• [AIM OF THE EXERCISE]:
Every line that contains the word "termine" should be copied out.

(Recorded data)
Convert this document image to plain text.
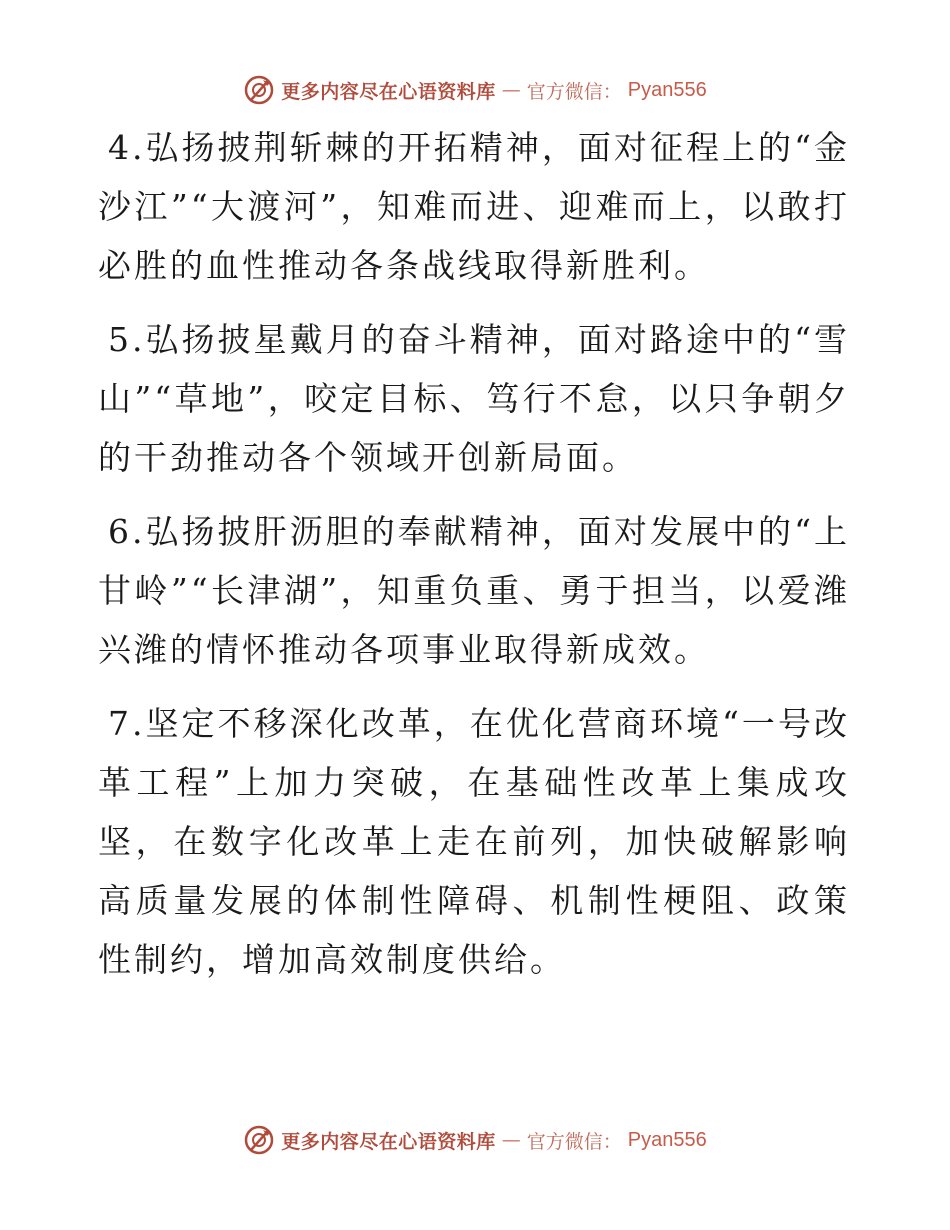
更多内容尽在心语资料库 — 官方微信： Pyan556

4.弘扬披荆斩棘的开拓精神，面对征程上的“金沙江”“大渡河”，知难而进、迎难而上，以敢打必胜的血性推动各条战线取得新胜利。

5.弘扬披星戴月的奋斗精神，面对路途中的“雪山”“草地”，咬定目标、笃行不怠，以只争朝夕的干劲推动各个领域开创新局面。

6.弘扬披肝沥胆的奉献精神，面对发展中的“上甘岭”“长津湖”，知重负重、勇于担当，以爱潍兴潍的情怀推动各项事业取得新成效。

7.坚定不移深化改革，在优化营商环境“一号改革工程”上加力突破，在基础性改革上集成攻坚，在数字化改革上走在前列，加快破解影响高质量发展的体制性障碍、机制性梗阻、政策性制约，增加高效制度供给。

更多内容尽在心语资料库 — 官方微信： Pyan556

...

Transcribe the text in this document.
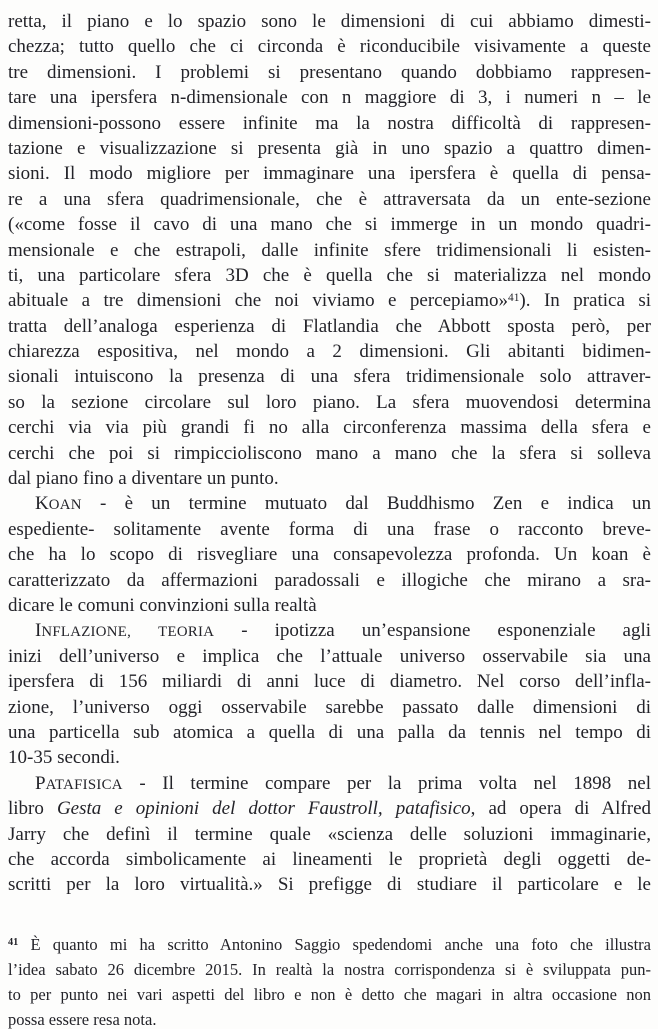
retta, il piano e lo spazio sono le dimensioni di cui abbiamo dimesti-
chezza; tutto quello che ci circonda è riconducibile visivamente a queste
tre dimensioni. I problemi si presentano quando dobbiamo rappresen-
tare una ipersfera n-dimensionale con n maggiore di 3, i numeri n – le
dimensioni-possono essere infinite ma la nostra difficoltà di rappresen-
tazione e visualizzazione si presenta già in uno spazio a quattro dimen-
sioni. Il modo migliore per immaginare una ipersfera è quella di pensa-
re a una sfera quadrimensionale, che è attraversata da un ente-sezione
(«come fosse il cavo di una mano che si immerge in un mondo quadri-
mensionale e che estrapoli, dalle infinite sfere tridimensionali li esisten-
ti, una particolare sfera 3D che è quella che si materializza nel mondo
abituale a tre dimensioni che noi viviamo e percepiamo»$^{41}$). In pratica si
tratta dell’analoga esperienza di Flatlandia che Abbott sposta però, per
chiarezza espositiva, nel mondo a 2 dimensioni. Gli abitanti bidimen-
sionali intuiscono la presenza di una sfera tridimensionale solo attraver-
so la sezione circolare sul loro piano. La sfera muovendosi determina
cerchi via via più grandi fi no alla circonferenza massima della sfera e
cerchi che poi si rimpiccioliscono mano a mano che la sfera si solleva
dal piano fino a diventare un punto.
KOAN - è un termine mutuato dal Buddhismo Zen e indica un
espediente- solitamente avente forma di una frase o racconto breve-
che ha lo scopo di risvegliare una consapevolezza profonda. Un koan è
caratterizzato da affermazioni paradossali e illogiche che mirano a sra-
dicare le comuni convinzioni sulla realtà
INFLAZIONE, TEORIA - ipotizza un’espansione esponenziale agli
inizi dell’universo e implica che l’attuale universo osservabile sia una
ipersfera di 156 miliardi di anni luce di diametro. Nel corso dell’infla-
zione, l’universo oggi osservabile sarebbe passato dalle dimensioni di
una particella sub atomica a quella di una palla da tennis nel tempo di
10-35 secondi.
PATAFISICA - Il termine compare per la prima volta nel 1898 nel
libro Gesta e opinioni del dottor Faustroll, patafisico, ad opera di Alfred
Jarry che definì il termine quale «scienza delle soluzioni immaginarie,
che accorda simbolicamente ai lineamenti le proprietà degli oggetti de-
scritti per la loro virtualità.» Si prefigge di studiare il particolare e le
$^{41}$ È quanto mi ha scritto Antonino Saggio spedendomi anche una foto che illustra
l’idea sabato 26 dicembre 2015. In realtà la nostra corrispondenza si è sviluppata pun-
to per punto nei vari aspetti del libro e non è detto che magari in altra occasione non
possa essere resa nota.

• [REPLY]:
KOAN - è un termine mutuato dal Buddhismo Zen e indica un
PATAFISICA - Il termine compare per la prima volta nel 1898 nel
Jarry che definì il termine quale «scienza delle soluzioni immaginarie,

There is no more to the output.